> _Work instructions_
Go through the data below and gather each line containing "three".

> _Dataset extract_

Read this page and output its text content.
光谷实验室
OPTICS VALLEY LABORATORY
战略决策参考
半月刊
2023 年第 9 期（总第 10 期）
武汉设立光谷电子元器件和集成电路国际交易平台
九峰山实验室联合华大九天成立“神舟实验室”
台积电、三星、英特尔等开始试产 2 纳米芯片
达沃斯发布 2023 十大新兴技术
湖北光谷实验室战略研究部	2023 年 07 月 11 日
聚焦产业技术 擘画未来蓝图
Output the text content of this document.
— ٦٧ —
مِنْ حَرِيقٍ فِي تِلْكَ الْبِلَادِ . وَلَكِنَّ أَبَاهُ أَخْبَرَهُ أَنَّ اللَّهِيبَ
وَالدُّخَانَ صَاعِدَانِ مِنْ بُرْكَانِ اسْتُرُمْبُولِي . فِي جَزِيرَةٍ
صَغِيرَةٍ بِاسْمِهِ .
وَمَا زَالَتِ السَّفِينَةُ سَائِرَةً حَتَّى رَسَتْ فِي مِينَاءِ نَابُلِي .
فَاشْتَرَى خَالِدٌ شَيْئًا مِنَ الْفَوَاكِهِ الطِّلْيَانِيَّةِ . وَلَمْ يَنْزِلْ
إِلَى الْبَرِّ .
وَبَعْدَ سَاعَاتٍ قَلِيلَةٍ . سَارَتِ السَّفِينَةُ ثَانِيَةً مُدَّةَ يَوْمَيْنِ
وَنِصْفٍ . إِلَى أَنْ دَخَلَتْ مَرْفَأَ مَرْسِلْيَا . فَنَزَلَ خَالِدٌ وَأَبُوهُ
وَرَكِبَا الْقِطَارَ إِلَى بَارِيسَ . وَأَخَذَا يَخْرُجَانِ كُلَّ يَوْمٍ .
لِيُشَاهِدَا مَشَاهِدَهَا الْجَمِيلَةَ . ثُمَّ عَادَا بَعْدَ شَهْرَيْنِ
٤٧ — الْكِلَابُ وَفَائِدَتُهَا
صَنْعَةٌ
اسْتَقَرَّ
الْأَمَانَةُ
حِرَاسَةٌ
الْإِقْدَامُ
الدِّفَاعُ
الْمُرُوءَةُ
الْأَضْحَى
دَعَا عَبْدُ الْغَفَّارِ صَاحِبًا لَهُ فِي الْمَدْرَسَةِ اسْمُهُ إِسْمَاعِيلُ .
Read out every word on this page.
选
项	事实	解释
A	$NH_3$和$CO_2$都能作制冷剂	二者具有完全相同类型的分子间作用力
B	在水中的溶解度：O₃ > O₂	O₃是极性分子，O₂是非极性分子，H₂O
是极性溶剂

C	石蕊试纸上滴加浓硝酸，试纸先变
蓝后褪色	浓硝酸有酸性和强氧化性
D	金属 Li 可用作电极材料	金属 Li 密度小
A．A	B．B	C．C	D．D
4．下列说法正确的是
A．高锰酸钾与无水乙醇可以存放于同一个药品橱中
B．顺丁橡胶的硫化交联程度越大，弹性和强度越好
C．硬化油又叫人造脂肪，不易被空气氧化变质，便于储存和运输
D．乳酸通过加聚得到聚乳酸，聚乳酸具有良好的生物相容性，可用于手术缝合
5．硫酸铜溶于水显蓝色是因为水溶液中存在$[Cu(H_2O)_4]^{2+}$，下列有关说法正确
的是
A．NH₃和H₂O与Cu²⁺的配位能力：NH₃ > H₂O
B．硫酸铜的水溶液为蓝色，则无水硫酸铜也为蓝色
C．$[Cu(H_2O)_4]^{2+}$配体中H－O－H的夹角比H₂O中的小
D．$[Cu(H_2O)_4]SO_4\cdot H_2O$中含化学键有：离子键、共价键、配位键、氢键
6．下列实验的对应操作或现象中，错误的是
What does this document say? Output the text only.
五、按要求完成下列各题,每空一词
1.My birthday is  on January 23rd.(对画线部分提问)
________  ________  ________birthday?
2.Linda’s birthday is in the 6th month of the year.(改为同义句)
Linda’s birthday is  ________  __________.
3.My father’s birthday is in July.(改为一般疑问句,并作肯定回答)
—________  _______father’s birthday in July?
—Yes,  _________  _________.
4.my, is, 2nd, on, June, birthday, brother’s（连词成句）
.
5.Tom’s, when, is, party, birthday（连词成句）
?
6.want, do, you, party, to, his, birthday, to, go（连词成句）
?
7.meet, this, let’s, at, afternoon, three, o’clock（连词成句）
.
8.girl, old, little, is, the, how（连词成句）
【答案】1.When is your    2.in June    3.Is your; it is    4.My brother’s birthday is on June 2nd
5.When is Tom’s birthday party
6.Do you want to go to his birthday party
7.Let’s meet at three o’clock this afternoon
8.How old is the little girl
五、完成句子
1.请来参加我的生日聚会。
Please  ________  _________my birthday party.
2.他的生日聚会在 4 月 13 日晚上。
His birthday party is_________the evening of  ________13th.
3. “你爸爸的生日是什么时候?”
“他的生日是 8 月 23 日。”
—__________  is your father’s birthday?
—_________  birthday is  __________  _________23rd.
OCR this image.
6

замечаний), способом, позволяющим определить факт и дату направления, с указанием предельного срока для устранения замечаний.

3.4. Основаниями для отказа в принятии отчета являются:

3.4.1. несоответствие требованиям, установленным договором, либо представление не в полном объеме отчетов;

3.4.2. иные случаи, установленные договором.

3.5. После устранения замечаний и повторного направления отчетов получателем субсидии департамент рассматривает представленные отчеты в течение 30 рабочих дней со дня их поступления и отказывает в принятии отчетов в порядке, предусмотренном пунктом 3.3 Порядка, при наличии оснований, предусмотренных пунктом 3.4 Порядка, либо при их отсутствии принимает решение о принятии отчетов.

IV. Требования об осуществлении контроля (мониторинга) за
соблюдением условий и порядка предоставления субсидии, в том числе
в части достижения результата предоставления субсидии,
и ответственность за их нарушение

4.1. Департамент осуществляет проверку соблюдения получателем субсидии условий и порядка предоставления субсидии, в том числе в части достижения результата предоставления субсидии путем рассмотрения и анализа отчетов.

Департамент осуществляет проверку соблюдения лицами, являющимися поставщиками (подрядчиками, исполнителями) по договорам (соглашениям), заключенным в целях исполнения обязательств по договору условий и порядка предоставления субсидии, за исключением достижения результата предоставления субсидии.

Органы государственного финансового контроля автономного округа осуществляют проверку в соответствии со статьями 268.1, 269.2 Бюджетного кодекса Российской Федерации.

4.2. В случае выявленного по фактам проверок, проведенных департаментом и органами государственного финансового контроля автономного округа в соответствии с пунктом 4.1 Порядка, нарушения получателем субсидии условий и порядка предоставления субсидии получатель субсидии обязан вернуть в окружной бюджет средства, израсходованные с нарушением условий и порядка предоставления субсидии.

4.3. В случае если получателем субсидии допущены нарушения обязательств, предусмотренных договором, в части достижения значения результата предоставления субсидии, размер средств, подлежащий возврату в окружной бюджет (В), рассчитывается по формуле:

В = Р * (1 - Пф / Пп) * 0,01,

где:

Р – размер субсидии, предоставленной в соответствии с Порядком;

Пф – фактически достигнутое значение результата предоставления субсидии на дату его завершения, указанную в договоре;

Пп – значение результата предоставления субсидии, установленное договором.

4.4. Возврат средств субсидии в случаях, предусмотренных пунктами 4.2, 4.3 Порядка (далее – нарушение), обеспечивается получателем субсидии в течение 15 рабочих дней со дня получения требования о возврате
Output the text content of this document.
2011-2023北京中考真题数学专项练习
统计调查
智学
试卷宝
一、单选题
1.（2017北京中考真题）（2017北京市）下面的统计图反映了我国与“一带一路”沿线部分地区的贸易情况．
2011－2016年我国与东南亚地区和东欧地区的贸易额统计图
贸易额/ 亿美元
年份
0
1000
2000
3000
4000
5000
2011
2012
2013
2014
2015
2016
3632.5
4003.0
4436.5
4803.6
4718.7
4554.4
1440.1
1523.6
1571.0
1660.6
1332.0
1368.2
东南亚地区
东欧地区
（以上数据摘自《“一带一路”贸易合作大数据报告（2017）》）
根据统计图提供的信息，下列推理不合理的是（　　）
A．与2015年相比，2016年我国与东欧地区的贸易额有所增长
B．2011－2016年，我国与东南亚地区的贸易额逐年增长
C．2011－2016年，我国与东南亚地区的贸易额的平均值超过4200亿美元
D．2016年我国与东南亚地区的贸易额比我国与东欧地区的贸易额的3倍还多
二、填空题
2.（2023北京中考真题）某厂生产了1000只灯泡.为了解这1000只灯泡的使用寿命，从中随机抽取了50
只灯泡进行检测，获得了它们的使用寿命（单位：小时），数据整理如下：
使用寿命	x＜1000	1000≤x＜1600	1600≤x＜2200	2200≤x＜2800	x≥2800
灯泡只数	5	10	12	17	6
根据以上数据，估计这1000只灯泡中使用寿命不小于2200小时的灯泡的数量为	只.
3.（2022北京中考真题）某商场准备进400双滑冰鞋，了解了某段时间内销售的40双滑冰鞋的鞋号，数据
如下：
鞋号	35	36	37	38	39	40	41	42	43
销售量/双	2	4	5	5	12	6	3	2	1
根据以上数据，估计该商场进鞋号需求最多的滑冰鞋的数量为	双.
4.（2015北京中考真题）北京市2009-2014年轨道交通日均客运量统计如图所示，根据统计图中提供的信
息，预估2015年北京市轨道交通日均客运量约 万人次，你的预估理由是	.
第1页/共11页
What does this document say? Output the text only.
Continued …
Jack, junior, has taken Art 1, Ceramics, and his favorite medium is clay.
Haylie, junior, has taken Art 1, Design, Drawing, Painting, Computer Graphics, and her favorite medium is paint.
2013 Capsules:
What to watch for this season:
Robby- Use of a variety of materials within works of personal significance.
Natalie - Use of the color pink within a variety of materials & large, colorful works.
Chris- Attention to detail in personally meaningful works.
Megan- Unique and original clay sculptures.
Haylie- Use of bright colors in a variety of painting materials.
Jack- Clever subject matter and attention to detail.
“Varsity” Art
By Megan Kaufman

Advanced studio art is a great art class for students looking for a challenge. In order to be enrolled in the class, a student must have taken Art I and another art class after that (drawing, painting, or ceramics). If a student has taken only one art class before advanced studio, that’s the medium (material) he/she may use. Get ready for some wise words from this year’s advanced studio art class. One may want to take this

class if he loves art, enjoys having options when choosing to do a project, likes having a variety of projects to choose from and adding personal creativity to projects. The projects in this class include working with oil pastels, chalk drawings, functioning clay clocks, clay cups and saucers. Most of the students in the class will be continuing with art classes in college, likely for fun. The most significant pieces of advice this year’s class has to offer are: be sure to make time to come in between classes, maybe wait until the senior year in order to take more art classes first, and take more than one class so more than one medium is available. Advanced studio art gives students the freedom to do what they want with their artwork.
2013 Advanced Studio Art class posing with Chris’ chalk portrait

> _Correct result_
7.meet, this, let’s, at, afternoon, three, o’clock（连词成句）
7.Let’s meet at three o’clock this afternoon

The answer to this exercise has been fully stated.